"""
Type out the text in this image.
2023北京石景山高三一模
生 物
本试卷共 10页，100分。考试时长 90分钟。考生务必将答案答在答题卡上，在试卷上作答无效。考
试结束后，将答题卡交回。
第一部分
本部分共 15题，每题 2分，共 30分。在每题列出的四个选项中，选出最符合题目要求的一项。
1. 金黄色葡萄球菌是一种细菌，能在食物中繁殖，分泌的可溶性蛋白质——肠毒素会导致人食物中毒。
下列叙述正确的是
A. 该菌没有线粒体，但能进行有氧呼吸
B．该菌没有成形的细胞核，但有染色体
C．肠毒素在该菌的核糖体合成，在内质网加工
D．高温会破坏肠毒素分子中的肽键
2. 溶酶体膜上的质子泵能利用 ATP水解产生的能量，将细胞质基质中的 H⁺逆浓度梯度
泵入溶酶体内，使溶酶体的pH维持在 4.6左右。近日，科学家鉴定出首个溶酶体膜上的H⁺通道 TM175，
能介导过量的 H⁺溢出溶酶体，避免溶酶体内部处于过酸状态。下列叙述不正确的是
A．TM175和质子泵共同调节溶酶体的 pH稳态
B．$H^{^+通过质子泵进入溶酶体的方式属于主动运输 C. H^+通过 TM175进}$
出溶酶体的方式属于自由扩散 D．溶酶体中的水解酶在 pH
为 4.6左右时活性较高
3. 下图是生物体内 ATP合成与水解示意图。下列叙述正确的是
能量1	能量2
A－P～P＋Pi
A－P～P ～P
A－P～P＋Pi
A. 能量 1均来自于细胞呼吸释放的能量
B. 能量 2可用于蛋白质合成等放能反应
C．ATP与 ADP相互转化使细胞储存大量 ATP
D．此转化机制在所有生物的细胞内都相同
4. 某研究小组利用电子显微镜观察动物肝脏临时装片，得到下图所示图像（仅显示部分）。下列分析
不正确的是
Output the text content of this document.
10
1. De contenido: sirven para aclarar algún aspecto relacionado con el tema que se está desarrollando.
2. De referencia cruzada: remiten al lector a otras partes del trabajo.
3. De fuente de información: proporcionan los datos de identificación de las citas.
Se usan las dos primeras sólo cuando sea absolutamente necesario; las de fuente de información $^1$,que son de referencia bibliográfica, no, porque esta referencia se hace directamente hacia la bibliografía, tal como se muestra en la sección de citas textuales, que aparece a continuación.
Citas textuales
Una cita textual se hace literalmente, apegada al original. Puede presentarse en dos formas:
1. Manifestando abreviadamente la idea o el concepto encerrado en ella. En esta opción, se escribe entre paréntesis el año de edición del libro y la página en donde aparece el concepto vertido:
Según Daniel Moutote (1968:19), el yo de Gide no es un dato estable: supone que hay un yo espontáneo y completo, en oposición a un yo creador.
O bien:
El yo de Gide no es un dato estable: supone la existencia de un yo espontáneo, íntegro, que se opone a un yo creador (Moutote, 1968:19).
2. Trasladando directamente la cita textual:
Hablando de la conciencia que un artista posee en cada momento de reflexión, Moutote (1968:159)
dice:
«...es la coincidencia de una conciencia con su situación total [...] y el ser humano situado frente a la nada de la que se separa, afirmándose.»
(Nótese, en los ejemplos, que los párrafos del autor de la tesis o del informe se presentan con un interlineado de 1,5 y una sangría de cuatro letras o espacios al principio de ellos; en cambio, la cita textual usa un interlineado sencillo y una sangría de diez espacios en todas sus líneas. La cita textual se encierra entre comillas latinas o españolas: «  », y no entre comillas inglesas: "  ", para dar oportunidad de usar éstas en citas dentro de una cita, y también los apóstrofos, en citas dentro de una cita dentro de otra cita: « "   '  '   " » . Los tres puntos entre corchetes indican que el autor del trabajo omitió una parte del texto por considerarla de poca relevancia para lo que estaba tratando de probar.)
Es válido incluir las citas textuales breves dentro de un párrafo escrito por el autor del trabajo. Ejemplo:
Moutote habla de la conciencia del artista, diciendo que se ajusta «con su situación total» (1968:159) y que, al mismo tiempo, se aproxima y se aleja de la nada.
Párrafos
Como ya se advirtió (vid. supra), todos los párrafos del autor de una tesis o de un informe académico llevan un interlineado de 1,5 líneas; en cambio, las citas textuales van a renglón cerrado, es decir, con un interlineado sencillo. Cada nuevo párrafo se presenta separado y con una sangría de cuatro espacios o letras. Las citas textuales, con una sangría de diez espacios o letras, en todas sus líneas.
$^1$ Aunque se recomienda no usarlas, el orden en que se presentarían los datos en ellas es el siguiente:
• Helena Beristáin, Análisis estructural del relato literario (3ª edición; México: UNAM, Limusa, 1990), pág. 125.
"""
### EXERCISE
Give the records above again, word for word.

### THE RESPONSE
Type out the text in this image.
2023北京石景山高三一模
生 物
本试卷共 10页，100分。考试时长 90分钟。考生务必将答案答在答题卡上，在试卷上作答无效。考
试结束后，将答题卡交回。
第一部分
本部分共 15题，每题 2分，共 30分。在每题列出的四个选项中，选出最符合题目要求的一项。
1. 金黄色葡萄球菌是一种细菌，能在食物中繁殖，分泌的可溶性蛋白质——肠毒素会导致人食物中毒。
下列叙述正确的是
A. 该菌没有线粒体，但能进行有氧呼吸
B．该菌没有成形的细胞核，但有染色体
C．肠毒素在该菌的核糖体合成，在内质网加工
D．高温会破坏肠毒素分子中的肽键
2. 溶酶体膜上的质子泵能利用 ATP水解产生的能量，将细胞质基质中的 H⁺逆浓度梯度
泵入溶酶体内，使溶酶体的pH维持在 4.6左右。近日，科学家鉴定出首个溶酶体膜上的H⁺通道 TM175，
能介导过量的 H⁺溢出溶酶体，避免溶酶体内部处于过酸状态。下列叙述不正确的是
A．TM175和质子泵共同调节溶酶体的 pH稳态
B．$H^{^+通过质子泵进入溶酶体的方式属于主动运输 C. H^+通过 TM175进}$
出溶酶体的方式属于自由扩散 D．溶酶体中的水解酶在 pH
为 4.6左右时活性较高
3. 下图是生物体内 ATP合成与水解示意图。下列叙述正确的是
能量1	能量2
A－P～P＋Pi
A－P～P ～P
A－P～P＋Pi
A. 能量 1均来自于细胞呼吸释放的能量
B. 能量 2可用于蛋白质合成等放能反应
C．ATP与 ADP相互转化使细胞储存大量 ATP
D．此转化机制在所有生物的细胞内都相同
4. 某研究小组利用电子显微镜观察动物肝脏临时装片，得到下图所示图像（仅显示部分）。下列分析
不正确的是
Output the text content of this document.
10
1. De contenido: sirven para aclarar algún aspecto relacionado con el tema que se está desarrollando.
2. De referencia cruzada: remiten al lector a otras partes del trabajo.
3. De fuente de información: proporcionan los datos de identificación de las citas.
Se usan las dos primeras sólo cuando sea absolutamente necesario; las de fuente de información $^1$,que son de referencia bibliográfica, no, porque esta referencia se hace directamente hacia la bibliografía, tal como se muestra en la sección de citas textuales, que aparece a continuación.
Citas textuales
Una cita textual se hace literalmente, apegada al original. Puede presentarse en dos formas:
1. Manifestando abreviadamente la idea o el concepto encerrado en ella. En esta opción, se escribe entre paréntesis el año de edición del libro y la página en donde aparece el concepto vertido:
Según Daniel Moutote (1968:19), el yo de Gide no es un dato estable: supone que hay un yo espontáneo y completo, en oposición a un yo creador.
O bien:
El yo de Gide no es un dato estable: supone la existencia de un yo espontáneo, íntegro, que se opone a un yo creador (Moutote, 1968:19).
2. Trasladando directamente la cita textual:
Hablando de la conciencia que un artista posee en cada momento de reflexión, Moutote (1968:159)
dice:
«...es la coincidencia de una conciencia con su situación total [...] y el ser humano situado frente a la nada de la que se separa, afirmándose.»
(Nótese, en los ejemplos, que los párrafos del autor de la tesis o del informe se presentan con un interlineado de 1,5 y una sangría de cuatro letras o espacios al principio de ellos; en cambio, la cita textual usa un interlineado sencillo y una sangría de diez espacios en todas sus líneas. La cita textual se encierra entre comillas latinas o españolas: «  », y no entre comillas inglesas: "  ", para dar oportunidad de usar éstas en citas dentro de una cita, y también los apóstrofos, en citas dentro de una cita dentro de otra cita: « "   '  '   " » . Los tres puntos entre corchetes indican que el autor del trabajo omitió una parte del texto por considerarla de poca relevancia para lo que estaba tratando de probar.)
Es válido incluir las citas textuales breves dentro de un párrafo escrito por el autor del trabajo. Ejemplo:
Moutote habla de la conciencia del artista, diciendo que se ajusta «con su situación total» (1968:159) y que, al mismo tiempo, se aproxima y se aleja de la nada.
Párrafos
Como ya se advirtió (vid. supra), todos los párrafos del autor de una tesis o de un informe académico llevan un interlineado de 1,5 líneas; en cambio, las citas textuales van a renglón cerrado, es decir, con un interlineado sencillo. Cada nuevo párrafo se presenta separado y con una sangría de cuatro espacios o letras. Las citas textuales, con una sangría de diez espacios o letras, en todas sus líneas.
$^1$ Aunque se recomienda no usarlas, el orden en que se presentarían los datos en ellas es el siguiente:
• Helena Beristáin, Análisis estructural del relato literario (3ª edición; México: UNAM, Limusa, 1990), pág. 125.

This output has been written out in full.